» WRITTEN TASK
Using the records provided below, locate and copy each line that contains the word "poszczególnych".

[Items listed in a dataset]
====

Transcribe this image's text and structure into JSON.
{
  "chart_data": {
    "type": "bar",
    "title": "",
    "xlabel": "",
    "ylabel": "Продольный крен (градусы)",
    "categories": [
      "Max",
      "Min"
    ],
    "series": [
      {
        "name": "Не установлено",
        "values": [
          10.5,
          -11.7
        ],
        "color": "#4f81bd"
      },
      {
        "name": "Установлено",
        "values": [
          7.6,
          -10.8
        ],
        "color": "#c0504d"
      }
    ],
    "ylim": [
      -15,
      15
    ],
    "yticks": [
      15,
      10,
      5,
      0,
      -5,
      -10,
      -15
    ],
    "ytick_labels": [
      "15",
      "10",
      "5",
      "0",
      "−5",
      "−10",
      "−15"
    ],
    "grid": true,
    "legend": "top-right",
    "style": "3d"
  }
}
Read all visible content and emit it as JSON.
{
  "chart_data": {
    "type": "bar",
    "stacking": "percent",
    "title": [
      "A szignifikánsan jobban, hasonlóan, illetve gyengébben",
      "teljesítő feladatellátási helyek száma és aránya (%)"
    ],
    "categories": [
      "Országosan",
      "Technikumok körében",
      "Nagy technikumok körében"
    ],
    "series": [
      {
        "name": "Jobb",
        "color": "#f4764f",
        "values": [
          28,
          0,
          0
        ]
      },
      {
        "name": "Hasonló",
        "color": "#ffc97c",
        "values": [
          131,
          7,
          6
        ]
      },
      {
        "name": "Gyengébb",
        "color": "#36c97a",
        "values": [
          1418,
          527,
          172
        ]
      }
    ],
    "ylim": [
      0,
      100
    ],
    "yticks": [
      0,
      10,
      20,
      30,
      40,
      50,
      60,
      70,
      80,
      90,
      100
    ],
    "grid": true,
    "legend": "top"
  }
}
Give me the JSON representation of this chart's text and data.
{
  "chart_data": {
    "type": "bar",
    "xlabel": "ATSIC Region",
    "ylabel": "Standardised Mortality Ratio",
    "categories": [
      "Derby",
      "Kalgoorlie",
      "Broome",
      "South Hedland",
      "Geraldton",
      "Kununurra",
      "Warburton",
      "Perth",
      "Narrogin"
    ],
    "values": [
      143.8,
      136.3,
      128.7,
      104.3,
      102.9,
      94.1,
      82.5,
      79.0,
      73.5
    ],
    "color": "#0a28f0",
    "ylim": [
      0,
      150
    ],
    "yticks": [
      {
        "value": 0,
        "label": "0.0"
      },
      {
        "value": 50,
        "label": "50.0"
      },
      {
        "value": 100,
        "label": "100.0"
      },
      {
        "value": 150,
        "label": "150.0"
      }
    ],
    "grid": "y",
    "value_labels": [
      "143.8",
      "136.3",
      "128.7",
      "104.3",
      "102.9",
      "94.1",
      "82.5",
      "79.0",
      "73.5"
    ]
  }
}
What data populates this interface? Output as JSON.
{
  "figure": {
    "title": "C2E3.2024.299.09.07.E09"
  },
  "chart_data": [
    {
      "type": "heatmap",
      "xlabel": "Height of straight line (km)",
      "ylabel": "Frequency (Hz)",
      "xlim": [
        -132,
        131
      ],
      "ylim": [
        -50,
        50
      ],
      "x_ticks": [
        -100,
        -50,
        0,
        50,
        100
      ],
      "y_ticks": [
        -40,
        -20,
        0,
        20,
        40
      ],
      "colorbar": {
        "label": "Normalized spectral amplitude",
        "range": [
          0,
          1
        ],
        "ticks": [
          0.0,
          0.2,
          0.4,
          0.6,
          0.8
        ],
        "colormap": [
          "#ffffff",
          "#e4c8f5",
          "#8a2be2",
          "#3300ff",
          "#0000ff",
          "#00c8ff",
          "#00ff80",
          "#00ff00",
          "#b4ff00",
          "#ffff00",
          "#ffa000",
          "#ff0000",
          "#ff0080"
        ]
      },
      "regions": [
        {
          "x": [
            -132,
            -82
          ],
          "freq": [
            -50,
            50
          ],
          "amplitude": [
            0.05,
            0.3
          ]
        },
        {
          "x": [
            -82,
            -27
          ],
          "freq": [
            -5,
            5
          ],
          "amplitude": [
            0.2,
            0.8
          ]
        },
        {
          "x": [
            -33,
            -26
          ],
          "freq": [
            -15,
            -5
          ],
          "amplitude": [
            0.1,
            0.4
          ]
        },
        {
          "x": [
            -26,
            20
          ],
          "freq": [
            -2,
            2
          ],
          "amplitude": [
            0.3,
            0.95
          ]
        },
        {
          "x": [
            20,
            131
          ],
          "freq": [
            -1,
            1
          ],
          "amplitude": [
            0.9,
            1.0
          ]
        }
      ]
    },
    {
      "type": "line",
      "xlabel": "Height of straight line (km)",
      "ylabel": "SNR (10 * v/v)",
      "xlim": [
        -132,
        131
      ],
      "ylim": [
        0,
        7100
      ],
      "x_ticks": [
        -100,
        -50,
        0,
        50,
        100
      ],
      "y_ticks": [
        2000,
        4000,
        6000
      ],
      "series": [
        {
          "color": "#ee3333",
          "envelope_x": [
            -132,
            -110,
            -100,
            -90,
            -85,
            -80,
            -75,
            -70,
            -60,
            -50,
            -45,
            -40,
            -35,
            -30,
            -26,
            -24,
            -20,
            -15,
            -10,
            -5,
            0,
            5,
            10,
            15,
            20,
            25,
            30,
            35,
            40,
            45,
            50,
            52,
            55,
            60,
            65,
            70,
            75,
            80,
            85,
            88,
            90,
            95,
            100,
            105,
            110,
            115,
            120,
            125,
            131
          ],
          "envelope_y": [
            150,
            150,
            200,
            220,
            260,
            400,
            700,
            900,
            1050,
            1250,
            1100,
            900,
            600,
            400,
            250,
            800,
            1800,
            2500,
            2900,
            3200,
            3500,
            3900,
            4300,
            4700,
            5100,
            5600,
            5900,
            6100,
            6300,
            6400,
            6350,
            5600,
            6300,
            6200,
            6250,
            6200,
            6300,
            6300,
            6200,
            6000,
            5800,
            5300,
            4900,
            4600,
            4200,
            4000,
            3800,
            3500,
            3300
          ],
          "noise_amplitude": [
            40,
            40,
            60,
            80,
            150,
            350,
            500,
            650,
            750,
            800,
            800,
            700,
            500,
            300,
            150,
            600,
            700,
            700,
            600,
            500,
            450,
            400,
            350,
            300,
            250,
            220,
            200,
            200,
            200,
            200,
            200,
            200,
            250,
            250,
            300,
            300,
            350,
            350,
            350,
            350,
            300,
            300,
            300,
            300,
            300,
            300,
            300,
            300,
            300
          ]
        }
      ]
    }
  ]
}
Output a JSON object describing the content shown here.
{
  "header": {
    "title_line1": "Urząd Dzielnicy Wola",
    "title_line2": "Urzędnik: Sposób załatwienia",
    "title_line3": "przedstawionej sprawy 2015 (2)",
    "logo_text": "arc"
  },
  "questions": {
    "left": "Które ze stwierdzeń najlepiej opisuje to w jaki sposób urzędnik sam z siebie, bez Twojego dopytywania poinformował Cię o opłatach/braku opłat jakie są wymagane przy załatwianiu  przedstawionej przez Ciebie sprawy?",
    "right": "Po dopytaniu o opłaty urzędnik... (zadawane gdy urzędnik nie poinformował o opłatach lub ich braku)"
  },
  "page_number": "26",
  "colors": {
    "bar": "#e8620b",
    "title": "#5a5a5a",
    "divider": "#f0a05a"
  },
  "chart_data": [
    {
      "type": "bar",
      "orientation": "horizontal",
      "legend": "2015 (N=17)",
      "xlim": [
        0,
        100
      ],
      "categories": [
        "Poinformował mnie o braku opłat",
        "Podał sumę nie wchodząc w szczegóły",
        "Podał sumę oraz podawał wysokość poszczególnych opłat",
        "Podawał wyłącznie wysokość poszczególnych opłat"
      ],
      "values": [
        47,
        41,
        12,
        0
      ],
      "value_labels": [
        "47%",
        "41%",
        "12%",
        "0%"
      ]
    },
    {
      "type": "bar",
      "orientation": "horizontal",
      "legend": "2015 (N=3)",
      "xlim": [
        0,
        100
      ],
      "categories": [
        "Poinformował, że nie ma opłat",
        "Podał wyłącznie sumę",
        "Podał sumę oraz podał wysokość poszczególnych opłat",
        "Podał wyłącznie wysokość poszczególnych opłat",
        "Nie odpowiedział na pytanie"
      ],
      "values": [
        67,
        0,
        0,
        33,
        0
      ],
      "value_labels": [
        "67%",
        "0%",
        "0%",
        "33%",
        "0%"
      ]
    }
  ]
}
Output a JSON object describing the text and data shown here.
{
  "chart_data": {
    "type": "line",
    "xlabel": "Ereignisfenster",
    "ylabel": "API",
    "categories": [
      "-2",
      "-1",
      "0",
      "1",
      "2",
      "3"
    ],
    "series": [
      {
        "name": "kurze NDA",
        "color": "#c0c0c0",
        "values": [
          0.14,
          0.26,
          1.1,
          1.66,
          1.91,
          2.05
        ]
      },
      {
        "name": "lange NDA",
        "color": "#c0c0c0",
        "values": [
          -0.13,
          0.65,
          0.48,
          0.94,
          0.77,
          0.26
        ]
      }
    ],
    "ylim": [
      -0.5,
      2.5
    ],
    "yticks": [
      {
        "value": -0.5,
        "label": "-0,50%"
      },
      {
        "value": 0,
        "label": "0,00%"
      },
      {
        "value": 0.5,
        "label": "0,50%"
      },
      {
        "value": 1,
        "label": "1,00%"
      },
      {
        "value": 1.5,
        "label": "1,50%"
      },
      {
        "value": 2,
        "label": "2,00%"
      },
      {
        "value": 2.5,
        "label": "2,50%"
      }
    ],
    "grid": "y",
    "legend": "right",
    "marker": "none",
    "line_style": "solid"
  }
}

====

» EXPECTED ANSWER
        "Podał sumę oraz podawał wysokość poszczególnych opłat",
        "Podawał wyłącznie wysokość poszczególnych opłat"
        "Podał sumę oraz podał wysokość poszczególnych opłat",
        "Podał wyłącznie wysokość poszczególnych opłat",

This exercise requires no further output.